======== RECORDS PROVIDED
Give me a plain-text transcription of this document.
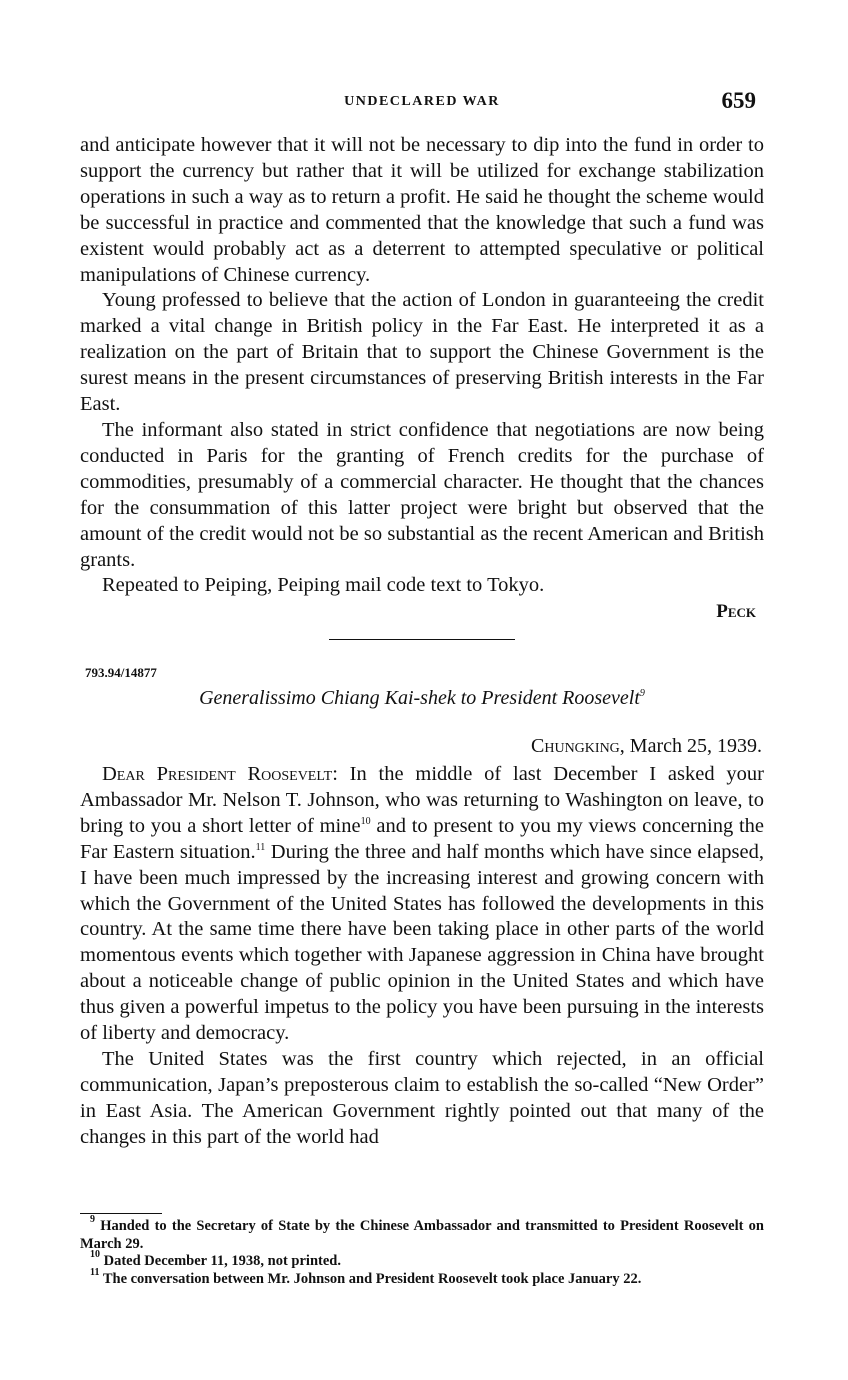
UNDECLARED WAR	659

and anticipate however that it will not be necessary to dip into the fund in order to support the currency but rather that it will be utilized for exchange stabilization operations in such a way as to return a profit. He said he thought the scheme would be successful in practice and commented that the knowledge that such a fund was existent would probably act as a deterrent to attempted speculative or political manipulations of Chinese currency.

Young professed to believe that the action of London in guaranteeing the credit marked a vital change in British policy in the Far East. He interpreted it as a realization on the part of Britain that to support the Chinese Government is the surest means in the present circumstances of preserving British interests in the Far East.

The informant also stated in strict confidence that negotiations are now being conducted in Paris for the granting of French credits for the purchase of commodities, presumably of a commercial character. He thought that the chances for the consummation of this latter project were bright but observed that the amount of the credit would not be so substantial as the recent American and British grants.

Repeated to Peiping, Peiping mail code text to Tokyo.

Peck
793.94/14877
Generalissimo Chiang Kai-shek to President Roosevelt$^9$
Chungking, March 25, 1939.

Dear President Roosevelt: In the middle of last December I asked your Ambassador Mr. Nelson T. Johnson, who was returning to Washington on leave, to bring to you a short letter of mine$^{10}$ and to present to you my views concerning the Far Eastern situation.$^{11}$ During the three and half months which have since elapsed, I have been much impressed by the increasing interest and growing concern with which the Government of the United States has followed the developments in this country. At the same time there have been taking place in other parts of the world momentous events which together with Japanese aggression in China have brought about a noticeable change of public opinion in the United States and which have thus given a powerful impetus to the policy you have been pursuing in the interests of liberty and democracy.

The United States was the first country which rejected, in an official communication, Japan’s preposterous claim to establish the so-called “New Order” in East Asia. The American Government rightly pointed out that many of the changes in this part of the world had

$^9$ Handed to the Secretary of State by the Chinese Ambassador and transmitted to President Roosevelt on March 29.

$^{10}$ Dated December 11, 1938, not printed.

$^{11}$ The conversation between Mr. Johnson and President Roosevelt took place January 22.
================
_WHAT IS REQUIRED_
Repeat the data above exactly, but not the pictures.

_TASK ANSWER_
Give me a plain-text transcription of this document.
UNDECLARED WAR	659

and anticipate however that it will not be necessary to dip into the fund in order to support the currency but rather that it will be utilized for exchange stabilization operations in such a way as to return a profit. He said he thought the scheme would be successful in practice and commented that the knowledge that such a fund was existent would probably act as a deterrent to attempted speculative or political manipulations of Chinese currency.

Young professed to believe that the action of London in guaranteeing the credit marked a vital change in British policy in the Far East. He interpreted it as a realization on the part of Britain that to support the Chinese Government is the surest means in the present circumstances of preserving British interests in the Far East.

The informant also stated in strict confidence that negotiations are now being conducted in Paris for the granting of French credits for the purchase of commodities, presumably of a commercial character. He thought that the chances for the consummation of this latter project were bright but observed that the amount of the credit would not be so substantial as the recent American and British grants.

Repeated to Peiping, Peiping mail code text to Tokyo.

Peck
793.94/14877
Generalissimo Chiang Kai-shek to President Roosevelt$^9$
Chungking, March 25, 1939.

Dear President Roosevelt: In the middle of last December I asked your Ambassador Mr. Nelson T. Johnson, who was returning to Washington on leave, to bring to you a short letter of mine$^{10}$ and to present to you my views concerning the Far Eastern situation.$^{11}$ During the three and half months which have since elapsed, I have been much impressed by the increasing interest and growing concern with which the Government of the United States has followed the developments in this country. At the same time there have been taking place in other parts of the world momentous events which together with Japanese aggression in China have brought about a noticeable change of public opinion in the United States and which have thus given a powerful impetus to the policy you have been pursuing in the interests of liberty and democracy.

The United States was the first country which rejected, in an official communication, Japan’s preposterous claim to establish the so-called “New Order” in East Asia. The American Government rightly pointed out that many of the changes in this part of the world had

$^9$ Handed to the Secretary of State by the Chinese Ambassador and transmitted to President Roosevelt on March 29.

$^{10}$ Dated December 11, 1938, not printed.

$^{11}$ The conversation between Mr. Johnson and President Roosevelt took place January 22.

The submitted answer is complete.